WRITTEN PROBLEM: Find how many lines in the material contain "around"; your answer should be that number alone.
##### DATA SHOWN #####
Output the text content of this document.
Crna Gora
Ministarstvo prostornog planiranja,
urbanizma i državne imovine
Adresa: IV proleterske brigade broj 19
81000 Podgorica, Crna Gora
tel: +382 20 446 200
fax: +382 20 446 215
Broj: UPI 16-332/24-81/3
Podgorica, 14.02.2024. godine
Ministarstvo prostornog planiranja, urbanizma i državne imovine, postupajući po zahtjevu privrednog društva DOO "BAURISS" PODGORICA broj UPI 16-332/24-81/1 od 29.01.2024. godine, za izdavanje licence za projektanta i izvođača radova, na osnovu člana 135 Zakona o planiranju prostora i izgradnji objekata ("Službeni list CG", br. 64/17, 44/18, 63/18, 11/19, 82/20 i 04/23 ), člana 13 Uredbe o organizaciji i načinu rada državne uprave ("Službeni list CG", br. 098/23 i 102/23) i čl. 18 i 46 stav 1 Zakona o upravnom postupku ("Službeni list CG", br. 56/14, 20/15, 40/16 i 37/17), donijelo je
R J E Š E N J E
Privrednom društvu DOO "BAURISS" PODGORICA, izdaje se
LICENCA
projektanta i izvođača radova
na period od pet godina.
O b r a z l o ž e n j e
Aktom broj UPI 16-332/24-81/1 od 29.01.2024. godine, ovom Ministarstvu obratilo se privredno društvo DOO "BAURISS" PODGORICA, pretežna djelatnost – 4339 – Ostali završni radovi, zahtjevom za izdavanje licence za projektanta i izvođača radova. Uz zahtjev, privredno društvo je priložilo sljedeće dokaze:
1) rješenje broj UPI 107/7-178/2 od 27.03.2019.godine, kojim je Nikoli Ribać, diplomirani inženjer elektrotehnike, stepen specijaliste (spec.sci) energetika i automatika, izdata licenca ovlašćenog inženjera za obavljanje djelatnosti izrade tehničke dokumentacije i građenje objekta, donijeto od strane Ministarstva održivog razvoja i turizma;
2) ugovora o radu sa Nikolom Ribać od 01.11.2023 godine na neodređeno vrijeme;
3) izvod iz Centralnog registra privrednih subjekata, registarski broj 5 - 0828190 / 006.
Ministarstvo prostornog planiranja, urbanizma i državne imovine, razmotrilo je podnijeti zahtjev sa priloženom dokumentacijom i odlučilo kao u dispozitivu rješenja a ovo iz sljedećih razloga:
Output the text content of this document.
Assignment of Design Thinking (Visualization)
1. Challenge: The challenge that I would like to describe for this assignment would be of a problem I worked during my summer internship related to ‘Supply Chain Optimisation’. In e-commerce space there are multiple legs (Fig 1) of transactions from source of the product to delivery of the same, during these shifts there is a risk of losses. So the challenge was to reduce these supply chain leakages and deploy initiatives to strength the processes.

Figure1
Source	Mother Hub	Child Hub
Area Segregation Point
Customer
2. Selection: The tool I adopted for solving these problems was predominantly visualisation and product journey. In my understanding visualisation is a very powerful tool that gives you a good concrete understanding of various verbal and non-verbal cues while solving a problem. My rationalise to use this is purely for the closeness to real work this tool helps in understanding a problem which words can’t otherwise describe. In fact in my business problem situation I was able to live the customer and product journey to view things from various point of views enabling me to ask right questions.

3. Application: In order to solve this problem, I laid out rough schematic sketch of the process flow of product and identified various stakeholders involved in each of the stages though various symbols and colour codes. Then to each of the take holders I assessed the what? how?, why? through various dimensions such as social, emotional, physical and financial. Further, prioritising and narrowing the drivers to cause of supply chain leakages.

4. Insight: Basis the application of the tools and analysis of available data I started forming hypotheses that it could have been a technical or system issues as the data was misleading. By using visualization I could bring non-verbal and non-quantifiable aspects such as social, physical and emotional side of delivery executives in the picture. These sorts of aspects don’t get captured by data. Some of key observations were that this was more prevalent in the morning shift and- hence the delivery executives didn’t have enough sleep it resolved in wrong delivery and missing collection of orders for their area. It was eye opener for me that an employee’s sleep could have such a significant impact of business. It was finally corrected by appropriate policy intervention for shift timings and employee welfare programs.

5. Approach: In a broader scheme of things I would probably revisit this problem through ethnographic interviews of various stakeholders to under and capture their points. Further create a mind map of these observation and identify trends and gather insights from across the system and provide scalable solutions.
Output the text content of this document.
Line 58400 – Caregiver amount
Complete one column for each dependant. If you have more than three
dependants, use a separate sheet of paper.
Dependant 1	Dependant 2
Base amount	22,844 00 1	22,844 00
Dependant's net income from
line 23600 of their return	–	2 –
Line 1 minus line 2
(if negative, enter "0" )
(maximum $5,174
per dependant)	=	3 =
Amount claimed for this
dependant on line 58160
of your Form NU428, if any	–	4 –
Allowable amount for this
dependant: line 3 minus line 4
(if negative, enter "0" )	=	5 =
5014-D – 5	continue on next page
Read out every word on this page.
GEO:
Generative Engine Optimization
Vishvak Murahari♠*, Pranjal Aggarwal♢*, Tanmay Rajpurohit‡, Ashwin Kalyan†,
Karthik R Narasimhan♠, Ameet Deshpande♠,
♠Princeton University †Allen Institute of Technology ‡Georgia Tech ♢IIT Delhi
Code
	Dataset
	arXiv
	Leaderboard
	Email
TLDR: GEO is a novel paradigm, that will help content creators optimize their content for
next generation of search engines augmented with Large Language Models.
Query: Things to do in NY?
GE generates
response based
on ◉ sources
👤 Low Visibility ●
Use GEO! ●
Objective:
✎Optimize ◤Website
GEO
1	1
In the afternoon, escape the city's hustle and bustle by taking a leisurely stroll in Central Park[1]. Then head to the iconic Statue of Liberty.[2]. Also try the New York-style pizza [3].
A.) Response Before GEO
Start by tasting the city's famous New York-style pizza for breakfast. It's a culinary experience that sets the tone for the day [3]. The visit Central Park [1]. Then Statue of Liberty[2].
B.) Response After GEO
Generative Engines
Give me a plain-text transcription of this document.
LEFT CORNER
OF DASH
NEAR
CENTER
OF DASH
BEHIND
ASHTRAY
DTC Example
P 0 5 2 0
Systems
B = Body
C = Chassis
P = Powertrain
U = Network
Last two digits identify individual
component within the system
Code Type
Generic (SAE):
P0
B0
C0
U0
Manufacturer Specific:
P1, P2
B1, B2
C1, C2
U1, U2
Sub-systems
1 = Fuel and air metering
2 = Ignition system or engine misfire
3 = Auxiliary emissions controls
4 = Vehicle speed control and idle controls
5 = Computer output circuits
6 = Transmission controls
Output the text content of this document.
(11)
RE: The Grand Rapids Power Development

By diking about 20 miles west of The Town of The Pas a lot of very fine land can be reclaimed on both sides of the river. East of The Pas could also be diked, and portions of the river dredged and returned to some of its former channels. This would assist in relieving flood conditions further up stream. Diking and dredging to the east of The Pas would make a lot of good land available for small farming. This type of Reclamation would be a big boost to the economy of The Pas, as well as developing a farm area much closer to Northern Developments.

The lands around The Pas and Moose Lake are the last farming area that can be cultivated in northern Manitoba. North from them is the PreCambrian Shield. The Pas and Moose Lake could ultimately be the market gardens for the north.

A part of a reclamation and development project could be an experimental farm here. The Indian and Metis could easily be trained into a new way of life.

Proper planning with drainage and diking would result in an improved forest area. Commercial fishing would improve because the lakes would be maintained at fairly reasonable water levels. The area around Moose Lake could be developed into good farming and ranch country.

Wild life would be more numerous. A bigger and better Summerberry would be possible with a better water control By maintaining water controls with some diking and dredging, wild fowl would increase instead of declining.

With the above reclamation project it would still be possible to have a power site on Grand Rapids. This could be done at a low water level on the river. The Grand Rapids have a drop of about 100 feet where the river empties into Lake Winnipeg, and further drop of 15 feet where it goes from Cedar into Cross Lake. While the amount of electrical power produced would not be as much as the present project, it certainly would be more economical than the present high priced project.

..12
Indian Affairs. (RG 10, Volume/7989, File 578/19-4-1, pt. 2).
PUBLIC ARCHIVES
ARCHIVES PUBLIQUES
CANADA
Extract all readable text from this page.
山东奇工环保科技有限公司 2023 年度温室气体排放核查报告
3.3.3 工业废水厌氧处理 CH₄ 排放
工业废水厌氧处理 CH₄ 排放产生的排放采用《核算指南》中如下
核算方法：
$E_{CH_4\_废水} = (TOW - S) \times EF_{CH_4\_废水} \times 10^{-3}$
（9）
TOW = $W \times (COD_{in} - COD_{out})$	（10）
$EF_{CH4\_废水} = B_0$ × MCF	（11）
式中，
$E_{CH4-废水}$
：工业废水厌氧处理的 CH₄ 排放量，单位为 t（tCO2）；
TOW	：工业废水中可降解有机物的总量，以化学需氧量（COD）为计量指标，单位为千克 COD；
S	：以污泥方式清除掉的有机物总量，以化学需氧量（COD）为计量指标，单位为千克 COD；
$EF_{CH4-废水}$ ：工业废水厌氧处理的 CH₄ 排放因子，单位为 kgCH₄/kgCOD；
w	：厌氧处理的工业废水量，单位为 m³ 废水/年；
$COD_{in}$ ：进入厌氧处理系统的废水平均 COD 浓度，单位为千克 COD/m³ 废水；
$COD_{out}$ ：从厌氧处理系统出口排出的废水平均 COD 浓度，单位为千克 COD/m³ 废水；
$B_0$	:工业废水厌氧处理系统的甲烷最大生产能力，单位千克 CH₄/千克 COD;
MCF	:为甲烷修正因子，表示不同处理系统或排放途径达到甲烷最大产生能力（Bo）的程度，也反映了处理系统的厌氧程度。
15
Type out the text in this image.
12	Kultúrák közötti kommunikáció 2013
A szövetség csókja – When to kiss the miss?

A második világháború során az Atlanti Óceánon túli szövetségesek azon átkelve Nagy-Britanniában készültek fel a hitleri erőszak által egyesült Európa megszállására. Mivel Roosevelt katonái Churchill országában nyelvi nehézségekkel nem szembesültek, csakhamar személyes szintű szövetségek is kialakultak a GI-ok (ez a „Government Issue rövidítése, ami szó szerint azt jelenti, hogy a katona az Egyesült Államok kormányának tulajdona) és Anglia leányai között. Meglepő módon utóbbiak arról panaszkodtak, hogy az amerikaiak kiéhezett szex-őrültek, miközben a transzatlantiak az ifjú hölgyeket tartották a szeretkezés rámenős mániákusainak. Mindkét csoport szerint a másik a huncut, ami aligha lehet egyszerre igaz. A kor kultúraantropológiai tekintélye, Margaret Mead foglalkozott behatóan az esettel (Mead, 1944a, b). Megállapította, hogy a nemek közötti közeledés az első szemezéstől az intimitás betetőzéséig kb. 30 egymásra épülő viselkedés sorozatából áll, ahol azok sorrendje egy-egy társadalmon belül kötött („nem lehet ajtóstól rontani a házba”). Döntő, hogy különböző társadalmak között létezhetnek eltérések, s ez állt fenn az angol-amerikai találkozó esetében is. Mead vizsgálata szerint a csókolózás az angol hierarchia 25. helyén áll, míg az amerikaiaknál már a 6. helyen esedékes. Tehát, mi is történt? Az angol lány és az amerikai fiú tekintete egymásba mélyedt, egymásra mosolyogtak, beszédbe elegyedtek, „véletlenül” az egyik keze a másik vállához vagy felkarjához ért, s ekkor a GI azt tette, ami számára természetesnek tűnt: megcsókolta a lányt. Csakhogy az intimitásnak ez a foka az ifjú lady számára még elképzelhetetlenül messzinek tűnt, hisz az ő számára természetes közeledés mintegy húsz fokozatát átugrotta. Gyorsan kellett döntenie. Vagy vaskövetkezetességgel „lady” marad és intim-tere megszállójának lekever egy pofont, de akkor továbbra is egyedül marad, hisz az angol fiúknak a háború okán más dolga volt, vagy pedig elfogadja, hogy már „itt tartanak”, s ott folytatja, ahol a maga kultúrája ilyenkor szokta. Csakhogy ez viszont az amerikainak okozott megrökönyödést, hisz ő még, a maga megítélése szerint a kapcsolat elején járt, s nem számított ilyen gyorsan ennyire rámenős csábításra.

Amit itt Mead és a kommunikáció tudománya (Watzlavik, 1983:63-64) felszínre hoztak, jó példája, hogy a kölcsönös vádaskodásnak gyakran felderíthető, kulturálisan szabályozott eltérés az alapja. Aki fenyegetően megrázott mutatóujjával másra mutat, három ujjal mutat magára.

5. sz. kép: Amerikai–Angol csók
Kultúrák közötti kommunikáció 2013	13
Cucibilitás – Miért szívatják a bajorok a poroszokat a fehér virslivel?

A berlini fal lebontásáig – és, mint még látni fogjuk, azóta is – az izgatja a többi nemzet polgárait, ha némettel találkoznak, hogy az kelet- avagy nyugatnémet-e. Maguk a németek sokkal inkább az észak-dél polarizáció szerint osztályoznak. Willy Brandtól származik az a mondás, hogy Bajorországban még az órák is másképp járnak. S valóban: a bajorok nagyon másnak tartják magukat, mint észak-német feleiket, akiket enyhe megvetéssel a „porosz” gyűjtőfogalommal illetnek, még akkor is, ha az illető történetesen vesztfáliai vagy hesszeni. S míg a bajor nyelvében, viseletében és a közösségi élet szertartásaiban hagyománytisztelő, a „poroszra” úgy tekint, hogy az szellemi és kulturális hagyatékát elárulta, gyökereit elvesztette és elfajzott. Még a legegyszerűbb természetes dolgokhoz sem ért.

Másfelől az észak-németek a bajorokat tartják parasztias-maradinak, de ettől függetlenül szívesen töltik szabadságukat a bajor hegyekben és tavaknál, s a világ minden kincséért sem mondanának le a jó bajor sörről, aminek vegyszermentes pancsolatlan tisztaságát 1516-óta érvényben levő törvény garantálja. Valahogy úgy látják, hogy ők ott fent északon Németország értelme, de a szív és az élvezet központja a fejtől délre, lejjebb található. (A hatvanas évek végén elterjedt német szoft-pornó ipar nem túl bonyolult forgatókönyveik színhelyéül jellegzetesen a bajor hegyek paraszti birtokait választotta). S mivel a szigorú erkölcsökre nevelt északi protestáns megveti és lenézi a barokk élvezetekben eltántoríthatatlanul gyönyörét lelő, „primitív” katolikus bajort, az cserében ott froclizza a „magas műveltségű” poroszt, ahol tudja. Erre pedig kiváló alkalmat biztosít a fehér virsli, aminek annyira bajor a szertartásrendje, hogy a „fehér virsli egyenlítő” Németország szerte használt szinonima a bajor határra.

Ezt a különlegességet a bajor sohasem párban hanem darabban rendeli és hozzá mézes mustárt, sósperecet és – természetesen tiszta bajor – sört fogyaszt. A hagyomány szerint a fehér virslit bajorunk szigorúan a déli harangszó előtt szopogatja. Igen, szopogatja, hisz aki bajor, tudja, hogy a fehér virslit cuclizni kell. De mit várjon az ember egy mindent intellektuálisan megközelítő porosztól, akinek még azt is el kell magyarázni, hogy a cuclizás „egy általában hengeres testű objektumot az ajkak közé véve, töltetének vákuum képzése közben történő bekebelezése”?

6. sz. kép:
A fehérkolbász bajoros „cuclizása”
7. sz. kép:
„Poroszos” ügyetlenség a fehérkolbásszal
#####
THE ANSWER: 2